**EXERCISE PROMPT:** Present the lines from the start of the entries through the line containing "square-f4[interactable]: [401, 362, 470, 431]", inclusive, as a numbered list, leaving out any blank lines.

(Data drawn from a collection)
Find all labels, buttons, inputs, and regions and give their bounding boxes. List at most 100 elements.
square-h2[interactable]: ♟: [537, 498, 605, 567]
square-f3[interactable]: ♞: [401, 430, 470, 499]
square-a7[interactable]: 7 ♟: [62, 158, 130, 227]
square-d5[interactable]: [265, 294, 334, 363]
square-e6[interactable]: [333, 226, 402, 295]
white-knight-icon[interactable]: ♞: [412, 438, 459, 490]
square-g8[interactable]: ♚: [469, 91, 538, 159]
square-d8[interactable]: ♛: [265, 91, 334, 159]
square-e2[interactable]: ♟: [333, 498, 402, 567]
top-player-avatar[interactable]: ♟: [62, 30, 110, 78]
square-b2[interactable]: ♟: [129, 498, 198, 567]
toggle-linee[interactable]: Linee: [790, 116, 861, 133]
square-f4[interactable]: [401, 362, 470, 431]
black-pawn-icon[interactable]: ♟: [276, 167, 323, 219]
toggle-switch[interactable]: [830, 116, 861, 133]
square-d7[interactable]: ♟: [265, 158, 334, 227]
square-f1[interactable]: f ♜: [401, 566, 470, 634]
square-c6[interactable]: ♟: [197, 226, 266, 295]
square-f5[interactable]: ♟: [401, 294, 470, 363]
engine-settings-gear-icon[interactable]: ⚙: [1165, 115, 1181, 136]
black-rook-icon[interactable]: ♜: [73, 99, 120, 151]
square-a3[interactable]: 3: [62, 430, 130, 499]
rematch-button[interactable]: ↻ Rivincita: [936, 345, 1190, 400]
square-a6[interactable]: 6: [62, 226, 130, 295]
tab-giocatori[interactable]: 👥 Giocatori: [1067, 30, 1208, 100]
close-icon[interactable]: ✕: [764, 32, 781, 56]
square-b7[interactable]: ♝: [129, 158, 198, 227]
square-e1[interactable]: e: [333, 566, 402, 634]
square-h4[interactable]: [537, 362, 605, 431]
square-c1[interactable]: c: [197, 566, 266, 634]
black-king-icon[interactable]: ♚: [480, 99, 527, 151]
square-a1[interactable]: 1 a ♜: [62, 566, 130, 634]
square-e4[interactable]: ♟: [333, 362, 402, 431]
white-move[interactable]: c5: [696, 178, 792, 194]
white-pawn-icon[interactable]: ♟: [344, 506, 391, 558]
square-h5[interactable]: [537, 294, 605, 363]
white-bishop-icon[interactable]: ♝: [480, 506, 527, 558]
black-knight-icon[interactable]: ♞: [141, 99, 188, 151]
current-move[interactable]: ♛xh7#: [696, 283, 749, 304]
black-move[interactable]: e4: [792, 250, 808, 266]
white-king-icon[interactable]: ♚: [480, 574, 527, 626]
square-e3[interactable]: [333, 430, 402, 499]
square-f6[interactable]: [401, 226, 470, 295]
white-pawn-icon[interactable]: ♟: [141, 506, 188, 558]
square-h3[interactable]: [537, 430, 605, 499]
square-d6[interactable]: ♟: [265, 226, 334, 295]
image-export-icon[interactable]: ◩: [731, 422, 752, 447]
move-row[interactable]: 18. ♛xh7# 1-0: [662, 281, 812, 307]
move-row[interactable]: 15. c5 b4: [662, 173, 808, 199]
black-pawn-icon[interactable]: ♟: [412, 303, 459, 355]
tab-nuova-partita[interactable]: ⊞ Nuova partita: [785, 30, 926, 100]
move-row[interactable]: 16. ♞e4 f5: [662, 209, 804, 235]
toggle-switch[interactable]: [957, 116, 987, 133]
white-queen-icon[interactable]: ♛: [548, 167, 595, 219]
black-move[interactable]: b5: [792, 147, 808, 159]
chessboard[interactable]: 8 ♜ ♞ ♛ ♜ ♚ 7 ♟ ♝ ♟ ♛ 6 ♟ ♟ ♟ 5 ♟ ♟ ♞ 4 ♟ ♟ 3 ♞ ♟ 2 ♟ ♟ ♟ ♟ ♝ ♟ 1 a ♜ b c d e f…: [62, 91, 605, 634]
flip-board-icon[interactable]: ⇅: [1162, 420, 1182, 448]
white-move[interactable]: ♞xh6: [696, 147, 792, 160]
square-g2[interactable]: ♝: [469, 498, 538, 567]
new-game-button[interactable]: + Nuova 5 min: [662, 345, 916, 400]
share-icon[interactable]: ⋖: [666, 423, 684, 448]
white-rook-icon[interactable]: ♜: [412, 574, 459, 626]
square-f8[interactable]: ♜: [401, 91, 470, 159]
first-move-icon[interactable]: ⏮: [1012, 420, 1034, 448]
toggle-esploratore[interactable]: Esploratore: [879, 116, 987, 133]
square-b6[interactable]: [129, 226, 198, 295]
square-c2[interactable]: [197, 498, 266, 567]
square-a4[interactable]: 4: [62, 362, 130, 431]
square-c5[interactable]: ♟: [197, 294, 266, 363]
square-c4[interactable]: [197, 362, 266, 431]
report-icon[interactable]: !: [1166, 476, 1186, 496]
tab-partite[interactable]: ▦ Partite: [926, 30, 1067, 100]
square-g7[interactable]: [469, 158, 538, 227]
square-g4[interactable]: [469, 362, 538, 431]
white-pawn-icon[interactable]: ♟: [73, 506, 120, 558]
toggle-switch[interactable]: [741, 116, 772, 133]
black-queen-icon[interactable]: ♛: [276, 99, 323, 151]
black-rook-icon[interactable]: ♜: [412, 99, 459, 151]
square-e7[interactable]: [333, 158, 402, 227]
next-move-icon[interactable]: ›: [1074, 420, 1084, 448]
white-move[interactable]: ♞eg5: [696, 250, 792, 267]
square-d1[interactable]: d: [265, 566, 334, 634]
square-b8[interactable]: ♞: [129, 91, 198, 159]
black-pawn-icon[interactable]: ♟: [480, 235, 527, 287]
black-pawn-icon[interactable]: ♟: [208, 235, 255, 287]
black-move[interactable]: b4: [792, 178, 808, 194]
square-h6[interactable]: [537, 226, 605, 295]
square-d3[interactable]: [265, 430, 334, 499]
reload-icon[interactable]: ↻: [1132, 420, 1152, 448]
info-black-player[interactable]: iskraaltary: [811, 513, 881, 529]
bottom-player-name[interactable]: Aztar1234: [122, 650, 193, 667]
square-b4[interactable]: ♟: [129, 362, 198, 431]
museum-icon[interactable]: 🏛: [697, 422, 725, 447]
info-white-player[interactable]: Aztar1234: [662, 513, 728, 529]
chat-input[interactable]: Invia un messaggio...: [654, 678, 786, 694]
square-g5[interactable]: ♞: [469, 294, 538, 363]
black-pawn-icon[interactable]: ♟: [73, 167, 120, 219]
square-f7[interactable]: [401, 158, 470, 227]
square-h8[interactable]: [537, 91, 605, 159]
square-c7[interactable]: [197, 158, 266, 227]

**OUTPUT OF THE TASK:**
1. Find all labels, buttons, inputs, and regions and give their bounding boxes. List at most 100 elements.
2. square-h2[interactable]: ♟: [537, 498, 605, 567]
3. square-f3[interactable]: ♞: [401, 430, 470, 499]
4. square-a7[interactable]: 7 ♟: [62, 158, 130, 227]
5. square-d5[interactable]: [265, 294, 334, 363]
6. square-e6[interactable]: [333, 226, 402, 295]
7. white-knight-icon[interactable]: ♞: [412, 438, 459, 490]
8. square-g8[interactable]: ♚: [469, 91, 538, 159]
9. square-d8[interactable]: ♛: [265, 91, 334, 159]
10. square-e2[interactable]: ♟: [333, 498, 402, 567]
11. top-player-avatar[interactable]: ♟: [62, 30, 110, 78]
12. square-b2[interactable]: ♟: [129, 498, 198, 567]
13. toggle-linee[interactable]: Linee: [790, 116, 861, 133]
14. square-f4[interactable]: [401, 362, 470, 431]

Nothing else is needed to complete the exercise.